Take the data below and repeat it exactly.

[start of Task input]

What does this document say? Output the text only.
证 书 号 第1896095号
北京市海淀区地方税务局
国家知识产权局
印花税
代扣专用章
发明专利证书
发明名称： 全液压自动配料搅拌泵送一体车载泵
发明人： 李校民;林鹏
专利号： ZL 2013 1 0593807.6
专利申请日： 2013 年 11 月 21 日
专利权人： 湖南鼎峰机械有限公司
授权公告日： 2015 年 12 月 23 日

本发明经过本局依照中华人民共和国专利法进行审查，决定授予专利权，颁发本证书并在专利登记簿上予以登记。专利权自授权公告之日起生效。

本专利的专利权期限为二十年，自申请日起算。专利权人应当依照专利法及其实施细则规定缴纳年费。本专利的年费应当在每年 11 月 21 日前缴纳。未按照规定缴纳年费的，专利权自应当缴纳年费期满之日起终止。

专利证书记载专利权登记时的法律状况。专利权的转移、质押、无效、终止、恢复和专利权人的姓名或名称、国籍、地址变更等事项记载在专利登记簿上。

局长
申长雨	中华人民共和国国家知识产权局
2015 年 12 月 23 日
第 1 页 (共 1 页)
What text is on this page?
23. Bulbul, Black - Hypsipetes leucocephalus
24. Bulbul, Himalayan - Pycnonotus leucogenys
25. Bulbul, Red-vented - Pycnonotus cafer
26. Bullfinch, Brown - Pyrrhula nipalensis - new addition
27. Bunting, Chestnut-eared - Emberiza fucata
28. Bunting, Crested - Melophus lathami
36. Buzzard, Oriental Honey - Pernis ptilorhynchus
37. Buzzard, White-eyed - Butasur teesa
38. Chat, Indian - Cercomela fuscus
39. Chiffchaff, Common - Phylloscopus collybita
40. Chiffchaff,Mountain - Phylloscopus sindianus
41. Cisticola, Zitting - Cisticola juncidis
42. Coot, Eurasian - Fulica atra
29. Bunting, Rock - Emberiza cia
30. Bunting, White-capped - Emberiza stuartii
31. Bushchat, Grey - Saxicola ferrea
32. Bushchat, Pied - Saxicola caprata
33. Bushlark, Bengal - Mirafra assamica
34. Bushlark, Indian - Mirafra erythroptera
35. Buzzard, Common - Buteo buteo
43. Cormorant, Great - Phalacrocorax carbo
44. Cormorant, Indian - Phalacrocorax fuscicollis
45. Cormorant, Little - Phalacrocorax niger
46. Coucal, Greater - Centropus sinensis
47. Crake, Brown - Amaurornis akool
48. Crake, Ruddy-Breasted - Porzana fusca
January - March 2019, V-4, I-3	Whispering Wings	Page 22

[end of Task input]

» Finished exercise:
What does this document say? Output the text only.
证 书 号 第1896095号
北京市海淀区地方税务局
国家知识产权局
印花税
代扣专用章
发明专利证书
发明名称： 全液压自动配料搅拌泵送一体车载泵
发明人： 李校民;林鹏
专利号： ZL 2013 1 0593807.6
专利申请日： 2013 年 11 月 21 日
专利权人： 湖南鼎峰机械有限公司
授权公告日： 2015 年 12 月 23 日

本发明经过本局依照中华人民共和国专利法进行审查，决定授予专利权，颁发本证书并在专利登记簿上予以登记。专利权自授权公告之日起生效。

本专利的专利权期限为二十年，自申请日起算。专利权人应当依照专利法及其实施细则规定缴纳年费。本专利的年费应当在每年 11 月 21 日前缴纳。未按照规定缴纳年费的，专利权自应当缴纳年费期满之日起终止。

专利证书记载专利权登记时的法律状况。专利权的转移、质押、无效、终止、恢复和专利权人的姓名或名称、国籍、地址变更等事项记载在专利登记簿上。

局长
申长雨	中华人民共和国国家知识产权局
2015 年 12 月 23 日
第 1 页 (共 1 页)
What text is on this page?
23. Bulbul, Black - Hypsipetes leucocephalus
24. Bulbul, Himalayan - Pycnonotus leucogenys
25. Bulbul, Red-vented - Pycnonotus cafer
26. Bullfinch, Brown - Pyrrhula nipalensis - new addition
27. Bunting, Chestnut-eared - Emberiza fucata
28. Bunting, Crested - Melophus lathami
36. Buzzard, Oriental Honey - Pernis ptilorhynchus
37. Buzzard, White-eyed - Butasur teesa
38. Chat, Indian - Cercomela fuscus
39. Chiffchaff, Common - Phylloscopus collybita
40. Chiffchaff,Mountain - Phylloscopus sindianus
41. Cisticola, Zitting - Cisticola juncidis
42. Coot, Eurasian - Fulica atra
29. Bunting, Rock - Emberiza cia
30. Bunting, White-capped - Emberiza stuartii
31. Bushchat, Grey - Saxicola ferrea
32. Bushchat, Pied - Saxicola caprata
33. Bushlark, Bengal - Mirafra assamica
34. Bushlark, Indian - Mirafra erythroptera
35. Buzzard, Common - Buteo buteo
43. Cormorant, Great - Phalacrocorax carbo
44. Cormorant, Indian - Phalacrocorax fuscicollis
45. Cormorant, Little - Phalacrocorax niger
46. Coucal, Greater - Centropus sinensis
47. Crake, Brown - Amaurornis akool
48. Crake, Ruddy-Breasted - Porzana fusca
January - March 2019, V-4, I-3	Whispering Wings	Page 22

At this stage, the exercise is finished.